__Problem description__
Tally each line where the word "Processes" occurs, then give only the total.

__Material shown__
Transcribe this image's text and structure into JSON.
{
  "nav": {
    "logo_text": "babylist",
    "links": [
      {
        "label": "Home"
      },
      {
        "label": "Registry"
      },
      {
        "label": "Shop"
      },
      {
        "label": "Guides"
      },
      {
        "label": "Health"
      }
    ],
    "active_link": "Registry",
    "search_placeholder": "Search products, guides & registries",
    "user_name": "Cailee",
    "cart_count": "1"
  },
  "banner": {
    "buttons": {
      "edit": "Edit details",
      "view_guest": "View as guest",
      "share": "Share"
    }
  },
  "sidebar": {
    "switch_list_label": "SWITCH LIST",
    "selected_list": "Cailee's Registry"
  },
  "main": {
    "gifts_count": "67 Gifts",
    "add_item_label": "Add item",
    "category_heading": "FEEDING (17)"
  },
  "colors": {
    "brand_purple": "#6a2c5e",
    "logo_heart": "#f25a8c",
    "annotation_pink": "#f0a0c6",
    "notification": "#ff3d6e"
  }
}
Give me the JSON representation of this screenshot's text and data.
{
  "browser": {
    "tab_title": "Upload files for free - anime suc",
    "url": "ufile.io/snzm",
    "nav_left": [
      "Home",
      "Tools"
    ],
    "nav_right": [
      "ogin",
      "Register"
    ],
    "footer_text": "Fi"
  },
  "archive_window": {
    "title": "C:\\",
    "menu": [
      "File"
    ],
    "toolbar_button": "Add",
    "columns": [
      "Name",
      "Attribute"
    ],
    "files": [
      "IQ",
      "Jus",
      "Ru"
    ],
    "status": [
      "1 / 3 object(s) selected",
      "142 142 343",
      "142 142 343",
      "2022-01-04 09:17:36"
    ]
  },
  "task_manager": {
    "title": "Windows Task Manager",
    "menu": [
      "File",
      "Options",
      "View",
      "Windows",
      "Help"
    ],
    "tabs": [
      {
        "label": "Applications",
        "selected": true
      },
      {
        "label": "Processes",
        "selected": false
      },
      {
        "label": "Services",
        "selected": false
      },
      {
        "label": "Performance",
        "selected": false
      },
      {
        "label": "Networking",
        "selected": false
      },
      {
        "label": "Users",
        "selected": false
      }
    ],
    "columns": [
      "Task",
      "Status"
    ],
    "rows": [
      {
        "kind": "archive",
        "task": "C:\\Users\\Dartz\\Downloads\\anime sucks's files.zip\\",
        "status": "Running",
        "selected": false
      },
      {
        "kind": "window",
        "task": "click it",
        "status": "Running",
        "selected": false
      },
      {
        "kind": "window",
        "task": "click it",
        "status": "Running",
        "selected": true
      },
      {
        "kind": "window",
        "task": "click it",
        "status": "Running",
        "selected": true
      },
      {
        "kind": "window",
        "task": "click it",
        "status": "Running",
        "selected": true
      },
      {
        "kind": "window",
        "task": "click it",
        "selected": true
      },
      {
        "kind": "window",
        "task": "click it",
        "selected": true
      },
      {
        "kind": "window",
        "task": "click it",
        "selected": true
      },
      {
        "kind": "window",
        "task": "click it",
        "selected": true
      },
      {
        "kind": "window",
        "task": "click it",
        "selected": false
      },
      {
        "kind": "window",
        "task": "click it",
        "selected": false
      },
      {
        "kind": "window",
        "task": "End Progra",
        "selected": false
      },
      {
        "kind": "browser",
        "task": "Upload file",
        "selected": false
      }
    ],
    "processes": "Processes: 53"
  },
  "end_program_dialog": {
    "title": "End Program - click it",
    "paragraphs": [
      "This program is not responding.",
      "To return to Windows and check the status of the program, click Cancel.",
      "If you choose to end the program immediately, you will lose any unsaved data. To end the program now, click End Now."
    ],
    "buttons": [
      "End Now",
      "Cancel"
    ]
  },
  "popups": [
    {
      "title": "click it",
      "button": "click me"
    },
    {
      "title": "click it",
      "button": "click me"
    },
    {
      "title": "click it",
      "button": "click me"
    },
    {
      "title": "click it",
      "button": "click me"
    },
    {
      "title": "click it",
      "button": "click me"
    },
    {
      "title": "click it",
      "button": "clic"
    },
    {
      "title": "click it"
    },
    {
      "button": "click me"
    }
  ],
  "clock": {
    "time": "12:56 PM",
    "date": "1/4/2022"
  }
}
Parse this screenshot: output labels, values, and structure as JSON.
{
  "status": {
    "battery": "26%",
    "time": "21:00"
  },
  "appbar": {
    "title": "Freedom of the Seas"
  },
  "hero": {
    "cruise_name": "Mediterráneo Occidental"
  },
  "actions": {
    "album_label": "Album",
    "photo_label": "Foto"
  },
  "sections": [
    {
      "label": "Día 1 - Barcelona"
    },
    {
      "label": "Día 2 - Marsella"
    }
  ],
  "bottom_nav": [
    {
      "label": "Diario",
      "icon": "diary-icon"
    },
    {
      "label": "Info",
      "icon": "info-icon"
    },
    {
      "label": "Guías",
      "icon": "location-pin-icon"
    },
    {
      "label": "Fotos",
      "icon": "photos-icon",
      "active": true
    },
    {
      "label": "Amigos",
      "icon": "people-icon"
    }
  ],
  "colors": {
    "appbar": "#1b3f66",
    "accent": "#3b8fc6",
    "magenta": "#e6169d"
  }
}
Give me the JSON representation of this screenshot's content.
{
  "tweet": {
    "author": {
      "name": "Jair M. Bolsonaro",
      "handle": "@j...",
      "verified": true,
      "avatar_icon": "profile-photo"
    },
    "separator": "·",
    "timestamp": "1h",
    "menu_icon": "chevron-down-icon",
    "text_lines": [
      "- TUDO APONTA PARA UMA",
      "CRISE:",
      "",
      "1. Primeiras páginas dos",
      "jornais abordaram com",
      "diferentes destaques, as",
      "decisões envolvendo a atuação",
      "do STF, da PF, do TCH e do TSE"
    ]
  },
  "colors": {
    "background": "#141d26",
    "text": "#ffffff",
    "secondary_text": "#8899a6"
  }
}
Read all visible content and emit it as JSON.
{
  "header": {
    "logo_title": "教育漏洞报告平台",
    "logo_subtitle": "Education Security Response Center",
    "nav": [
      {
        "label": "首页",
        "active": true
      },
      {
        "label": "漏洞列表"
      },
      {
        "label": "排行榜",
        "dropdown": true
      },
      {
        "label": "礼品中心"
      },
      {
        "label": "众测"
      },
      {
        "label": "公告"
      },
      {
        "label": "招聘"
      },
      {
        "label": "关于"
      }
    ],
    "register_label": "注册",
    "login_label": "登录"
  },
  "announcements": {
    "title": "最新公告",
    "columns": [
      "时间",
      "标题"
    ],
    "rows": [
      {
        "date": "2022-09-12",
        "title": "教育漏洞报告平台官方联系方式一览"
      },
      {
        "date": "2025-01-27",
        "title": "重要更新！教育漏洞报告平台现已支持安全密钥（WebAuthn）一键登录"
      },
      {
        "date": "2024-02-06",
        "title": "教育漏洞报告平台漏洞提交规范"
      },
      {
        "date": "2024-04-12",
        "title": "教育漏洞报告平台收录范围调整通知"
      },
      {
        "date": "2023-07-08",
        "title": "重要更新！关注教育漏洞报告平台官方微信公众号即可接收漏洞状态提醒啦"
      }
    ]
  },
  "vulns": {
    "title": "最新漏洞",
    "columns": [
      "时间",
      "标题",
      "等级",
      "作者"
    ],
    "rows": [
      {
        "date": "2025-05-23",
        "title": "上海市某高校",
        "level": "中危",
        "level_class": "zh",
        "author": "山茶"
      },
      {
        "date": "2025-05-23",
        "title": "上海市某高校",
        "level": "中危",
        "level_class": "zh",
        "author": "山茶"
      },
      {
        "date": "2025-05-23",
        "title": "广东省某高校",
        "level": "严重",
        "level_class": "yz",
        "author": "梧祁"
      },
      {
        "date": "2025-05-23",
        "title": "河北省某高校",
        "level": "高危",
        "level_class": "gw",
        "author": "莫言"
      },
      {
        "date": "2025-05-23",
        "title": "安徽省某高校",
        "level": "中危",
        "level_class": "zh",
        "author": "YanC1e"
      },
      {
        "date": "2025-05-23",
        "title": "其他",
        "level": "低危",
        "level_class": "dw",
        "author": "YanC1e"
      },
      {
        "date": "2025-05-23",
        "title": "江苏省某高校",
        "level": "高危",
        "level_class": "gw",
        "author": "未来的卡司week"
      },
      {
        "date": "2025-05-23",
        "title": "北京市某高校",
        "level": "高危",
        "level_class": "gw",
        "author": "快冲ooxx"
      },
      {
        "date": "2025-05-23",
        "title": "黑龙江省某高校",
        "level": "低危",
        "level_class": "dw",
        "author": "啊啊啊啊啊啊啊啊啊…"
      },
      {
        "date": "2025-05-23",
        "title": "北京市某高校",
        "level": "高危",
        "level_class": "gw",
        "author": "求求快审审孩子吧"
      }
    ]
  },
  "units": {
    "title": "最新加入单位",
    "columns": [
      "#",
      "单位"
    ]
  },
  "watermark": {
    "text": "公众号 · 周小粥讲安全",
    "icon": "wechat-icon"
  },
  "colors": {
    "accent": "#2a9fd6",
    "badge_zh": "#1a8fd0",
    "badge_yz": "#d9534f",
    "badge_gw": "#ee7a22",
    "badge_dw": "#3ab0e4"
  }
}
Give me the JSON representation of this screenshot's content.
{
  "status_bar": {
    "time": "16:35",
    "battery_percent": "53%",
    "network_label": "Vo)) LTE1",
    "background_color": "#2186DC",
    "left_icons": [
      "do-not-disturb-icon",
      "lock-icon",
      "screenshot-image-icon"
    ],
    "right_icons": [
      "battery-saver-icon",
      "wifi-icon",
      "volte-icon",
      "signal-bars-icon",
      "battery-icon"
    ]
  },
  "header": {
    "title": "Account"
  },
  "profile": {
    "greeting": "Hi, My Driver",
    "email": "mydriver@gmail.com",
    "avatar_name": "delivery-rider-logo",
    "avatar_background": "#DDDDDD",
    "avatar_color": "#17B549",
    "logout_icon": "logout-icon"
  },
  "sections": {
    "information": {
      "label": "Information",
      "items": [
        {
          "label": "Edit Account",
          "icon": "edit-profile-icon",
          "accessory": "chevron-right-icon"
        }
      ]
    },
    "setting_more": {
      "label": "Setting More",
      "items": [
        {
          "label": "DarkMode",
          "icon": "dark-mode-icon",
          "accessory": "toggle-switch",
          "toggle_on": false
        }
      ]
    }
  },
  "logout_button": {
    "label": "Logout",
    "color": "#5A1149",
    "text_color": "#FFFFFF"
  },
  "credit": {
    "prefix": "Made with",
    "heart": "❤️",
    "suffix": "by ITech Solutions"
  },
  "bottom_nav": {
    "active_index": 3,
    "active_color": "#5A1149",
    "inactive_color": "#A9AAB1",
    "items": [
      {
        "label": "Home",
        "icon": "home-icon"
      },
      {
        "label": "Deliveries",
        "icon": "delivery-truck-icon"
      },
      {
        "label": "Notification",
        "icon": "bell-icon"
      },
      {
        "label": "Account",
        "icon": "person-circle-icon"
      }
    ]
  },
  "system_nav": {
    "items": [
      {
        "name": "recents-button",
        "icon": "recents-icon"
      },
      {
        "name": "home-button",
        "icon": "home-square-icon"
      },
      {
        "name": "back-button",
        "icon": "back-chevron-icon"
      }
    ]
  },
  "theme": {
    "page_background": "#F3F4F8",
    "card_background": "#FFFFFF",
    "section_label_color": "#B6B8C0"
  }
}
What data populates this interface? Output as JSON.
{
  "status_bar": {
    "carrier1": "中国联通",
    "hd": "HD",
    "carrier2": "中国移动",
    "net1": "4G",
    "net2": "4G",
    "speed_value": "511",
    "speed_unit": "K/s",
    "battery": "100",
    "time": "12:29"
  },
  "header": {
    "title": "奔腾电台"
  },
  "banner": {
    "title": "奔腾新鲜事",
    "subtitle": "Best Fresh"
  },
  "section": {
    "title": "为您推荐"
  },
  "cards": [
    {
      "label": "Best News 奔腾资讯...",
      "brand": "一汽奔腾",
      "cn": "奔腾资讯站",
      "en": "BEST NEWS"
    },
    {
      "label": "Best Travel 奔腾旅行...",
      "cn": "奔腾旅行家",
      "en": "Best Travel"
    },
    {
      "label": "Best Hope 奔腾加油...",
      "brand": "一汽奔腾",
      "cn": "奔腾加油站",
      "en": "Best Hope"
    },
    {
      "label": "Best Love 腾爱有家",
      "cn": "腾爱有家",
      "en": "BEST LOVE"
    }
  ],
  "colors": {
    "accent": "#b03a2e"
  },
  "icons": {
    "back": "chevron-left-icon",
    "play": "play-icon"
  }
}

__Result of this task__
2